INSTRUCTIONS FOR THE TASK: Reproduce the lines verbatim, starting at the first line of the records and going on through the line containing "x-tick-label: Were you", with both ends included.

DATASET RECORDS:
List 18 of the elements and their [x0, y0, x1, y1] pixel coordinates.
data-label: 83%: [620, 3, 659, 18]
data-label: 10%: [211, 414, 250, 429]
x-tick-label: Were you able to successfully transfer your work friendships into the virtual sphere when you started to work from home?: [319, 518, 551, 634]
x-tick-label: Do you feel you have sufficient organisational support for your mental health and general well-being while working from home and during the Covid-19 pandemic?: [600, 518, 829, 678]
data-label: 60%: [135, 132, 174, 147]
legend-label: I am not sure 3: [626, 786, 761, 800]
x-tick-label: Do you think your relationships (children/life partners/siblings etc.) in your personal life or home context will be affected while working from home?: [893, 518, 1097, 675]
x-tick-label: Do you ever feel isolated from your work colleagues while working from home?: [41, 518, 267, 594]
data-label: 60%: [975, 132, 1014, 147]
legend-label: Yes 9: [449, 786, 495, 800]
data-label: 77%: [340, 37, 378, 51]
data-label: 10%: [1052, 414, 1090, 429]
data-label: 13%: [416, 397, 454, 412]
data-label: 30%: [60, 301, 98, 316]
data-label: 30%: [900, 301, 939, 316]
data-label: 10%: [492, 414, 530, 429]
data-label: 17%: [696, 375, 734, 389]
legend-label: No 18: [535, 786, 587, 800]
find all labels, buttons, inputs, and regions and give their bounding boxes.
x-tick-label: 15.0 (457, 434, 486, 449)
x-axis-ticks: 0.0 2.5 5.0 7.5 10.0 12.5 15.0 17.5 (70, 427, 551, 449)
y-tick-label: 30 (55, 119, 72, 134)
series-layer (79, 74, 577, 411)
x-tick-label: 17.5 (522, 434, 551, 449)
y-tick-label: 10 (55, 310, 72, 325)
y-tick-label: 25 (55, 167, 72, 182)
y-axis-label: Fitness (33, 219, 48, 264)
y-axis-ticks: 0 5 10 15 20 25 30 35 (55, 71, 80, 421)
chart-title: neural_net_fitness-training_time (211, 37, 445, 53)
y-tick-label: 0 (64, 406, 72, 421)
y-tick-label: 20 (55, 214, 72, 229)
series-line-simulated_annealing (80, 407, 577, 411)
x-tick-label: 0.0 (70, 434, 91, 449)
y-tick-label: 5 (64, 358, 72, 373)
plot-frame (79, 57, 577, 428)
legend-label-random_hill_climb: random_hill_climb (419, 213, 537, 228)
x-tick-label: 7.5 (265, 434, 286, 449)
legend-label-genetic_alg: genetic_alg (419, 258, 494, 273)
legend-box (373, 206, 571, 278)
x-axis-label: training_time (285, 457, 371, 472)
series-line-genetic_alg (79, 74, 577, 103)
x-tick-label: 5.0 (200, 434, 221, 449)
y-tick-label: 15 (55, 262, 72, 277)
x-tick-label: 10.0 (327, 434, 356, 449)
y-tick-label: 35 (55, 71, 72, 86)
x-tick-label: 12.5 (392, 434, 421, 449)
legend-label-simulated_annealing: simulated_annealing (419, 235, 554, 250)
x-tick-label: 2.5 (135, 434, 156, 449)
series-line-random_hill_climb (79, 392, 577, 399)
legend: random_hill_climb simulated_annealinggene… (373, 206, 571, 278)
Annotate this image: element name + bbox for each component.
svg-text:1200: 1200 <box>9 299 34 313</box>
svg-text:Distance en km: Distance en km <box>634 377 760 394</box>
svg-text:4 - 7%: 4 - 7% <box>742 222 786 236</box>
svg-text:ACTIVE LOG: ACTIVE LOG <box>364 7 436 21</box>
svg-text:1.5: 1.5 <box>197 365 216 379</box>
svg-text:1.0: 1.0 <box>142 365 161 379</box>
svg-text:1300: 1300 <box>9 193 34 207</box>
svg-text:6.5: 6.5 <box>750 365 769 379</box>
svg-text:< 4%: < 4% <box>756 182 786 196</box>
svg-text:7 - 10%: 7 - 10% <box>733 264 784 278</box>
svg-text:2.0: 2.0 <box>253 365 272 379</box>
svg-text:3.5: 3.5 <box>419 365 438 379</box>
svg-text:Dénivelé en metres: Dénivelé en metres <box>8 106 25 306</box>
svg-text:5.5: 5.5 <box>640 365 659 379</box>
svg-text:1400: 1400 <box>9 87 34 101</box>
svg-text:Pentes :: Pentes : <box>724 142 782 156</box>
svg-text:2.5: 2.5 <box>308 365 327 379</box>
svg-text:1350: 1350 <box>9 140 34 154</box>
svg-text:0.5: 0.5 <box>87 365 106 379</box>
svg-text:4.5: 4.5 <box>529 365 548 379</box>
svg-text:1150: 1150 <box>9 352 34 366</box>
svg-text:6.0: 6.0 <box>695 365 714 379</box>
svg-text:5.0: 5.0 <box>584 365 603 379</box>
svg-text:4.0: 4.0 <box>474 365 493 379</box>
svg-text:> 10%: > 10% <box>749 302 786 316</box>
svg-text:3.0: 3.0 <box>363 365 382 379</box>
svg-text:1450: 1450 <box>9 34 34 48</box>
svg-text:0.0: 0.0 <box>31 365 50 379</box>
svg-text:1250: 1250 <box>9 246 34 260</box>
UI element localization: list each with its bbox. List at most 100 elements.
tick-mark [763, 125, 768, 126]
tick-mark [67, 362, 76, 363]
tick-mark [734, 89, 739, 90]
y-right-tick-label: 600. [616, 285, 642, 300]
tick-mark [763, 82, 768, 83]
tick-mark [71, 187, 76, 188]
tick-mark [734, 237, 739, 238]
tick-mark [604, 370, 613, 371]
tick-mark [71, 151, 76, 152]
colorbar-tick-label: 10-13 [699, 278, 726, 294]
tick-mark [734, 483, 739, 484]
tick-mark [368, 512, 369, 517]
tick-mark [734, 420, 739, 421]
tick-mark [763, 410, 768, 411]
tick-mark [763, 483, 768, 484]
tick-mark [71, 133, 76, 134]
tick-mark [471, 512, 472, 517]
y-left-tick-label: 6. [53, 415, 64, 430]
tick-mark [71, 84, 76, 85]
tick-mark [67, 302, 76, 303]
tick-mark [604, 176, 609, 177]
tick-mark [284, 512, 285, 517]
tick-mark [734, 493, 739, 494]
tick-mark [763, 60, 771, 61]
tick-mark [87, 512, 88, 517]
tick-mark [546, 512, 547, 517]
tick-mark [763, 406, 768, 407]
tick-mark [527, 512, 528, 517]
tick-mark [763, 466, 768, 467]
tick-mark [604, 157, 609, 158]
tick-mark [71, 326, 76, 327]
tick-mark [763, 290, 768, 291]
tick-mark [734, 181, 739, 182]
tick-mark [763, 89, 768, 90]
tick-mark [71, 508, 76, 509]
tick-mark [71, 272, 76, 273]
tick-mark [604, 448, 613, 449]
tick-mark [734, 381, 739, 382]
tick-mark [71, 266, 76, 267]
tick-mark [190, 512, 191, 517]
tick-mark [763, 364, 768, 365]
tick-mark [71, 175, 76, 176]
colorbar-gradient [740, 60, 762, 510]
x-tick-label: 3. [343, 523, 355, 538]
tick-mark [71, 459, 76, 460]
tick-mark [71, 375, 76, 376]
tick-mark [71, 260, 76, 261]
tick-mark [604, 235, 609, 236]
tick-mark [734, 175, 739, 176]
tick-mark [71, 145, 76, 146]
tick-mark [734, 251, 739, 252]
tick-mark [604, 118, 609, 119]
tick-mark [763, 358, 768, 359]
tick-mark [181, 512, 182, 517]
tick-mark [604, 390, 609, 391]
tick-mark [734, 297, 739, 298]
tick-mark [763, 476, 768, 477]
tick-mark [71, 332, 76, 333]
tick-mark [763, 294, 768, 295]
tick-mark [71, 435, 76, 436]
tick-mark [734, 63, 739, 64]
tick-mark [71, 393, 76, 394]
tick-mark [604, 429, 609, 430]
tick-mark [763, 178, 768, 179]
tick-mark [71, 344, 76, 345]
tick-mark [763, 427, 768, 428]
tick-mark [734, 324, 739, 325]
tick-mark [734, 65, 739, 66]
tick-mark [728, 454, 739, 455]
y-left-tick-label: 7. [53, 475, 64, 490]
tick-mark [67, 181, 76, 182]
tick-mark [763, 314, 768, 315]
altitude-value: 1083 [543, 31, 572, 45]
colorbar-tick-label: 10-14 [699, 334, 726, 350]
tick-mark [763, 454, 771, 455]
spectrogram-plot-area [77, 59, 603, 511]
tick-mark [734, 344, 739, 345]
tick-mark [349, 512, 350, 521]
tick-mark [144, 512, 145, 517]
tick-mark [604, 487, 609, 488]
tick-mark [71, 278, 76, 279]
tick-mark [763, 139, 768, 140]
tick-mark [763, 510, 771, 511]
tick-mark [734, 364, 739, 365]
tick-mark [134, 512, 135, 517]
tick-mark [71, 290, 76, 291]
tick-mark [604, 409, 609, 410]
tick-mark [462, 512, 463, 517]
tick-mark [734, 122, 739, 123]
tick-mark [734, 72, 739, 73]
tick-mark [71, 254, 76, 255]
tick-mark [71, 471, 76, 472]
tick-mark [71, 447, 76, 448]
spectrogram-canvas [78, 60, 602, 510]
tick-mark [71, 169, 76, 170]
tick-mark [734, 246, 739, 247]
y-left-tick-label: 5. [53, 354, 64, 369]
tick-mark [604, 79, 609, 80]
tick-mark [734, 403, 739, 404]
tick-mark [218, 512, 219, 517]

FINAL RESULT:
List 18 of the elements and their [x0, y0, x1, y1] pixel coordinates.
data-label: 83%: [620, 3, 659, 18]
data-label: 10%: [211, 414, 250, 429]
x-tick-label: Were you able to successfully transfer your work friendships into the virtual sphere when you started to work from home?: [319, 518, 551, 634]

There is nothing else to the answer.